§ Task goal: State the number of lines in the material below that hold "Hôpitaux", and add nothing to it.
+ + + + +
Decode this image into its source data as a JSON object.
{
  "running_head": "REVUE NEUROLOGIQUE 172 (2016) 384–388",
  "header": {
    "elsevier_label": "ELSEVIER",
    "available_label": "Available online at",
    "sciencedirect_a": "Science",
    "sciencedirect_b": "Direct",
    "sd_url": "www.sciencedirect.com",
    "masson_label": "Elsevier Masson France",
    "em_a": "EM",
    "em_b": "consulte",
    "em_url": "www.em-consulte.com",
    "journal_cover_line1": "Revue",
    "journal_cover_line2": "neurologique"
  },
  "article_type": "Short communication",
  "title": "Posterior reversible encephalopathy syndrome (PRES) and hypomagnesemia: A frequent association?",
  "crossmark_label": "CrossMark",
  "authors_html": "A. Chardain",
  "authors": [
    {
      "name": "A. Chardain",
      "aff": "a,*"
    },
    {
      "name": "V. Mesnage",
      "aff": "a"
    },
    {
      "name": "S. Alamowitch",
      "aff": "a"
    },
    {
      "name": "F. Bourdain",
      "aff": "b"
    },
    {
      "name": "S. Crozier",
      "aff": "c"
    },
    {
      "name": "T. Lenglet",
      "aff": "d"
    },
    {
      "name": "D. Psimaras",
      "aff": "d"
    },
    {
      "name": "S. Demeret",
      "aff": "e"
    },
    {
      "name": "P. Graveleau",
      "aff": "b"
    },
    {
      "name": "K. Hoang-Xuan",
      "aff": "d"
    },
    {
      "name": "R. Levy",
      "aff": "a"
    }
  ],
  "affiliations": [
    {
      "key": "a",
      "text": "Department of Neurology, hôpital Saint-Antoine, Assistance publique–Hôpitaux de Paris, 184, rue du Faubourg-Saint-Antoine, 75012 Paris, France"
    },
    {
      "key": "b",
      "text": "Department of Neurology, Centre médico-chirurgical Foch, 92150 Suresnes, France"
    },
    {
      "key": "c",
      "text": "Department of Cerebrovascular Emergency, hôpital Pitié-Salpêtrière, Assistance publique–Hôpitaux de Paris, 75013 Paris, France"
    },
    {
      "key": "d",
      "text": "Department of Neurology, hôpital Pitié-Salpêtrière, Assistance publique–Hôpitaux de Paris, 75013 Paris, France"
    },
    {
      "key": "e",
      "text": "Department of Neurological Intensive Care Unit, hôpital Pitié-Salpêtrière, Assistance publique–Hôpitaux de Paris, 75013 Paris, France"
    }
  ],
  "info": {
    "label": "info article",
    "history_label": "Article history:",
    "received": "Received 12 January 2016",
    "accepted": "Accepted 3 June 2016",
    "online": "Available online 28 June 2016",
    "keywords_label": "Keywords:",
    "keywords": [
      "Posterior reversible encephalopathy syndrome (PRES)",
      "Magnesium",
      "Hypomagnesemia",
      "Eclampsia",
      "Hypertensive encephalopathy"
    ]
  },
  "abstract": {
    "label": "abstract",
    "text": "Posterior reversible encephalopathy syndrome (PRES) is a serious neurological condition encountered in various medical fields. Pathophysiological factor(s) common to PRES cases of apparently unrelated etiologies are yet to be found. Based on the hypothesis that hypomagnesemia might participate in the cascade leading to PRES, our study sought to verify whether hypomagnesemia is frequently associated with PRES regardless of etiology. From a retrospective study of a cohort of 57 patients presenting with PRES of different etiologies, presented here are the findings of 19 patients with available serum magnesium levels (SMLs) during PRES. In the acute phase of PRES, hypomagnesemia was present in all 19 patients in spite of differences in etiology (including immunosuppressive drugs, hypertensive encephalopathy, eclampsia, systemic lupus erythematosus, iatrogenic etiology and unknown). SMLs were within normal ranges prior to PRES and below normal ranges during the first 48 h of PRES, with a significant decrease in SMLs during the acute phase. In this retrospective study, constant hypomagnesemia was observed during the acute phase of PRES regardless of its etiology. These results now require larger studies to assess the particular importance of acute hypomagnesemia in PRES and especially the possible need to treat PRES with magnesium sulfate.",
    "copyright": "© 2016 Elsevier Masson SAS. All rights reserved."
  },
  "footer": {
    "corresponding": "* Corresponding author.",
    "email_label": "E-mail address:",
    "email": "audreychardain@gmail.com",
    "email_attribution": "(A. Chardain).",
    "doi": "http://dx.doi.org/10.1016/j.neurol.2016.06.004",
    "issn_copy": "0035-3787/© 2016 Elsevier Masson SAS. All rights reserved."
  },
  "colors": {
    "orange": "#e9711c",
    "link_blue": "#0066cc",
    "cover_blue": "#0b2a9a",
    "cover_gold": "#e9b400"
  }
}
+ + + + +
§ Expected answer: 4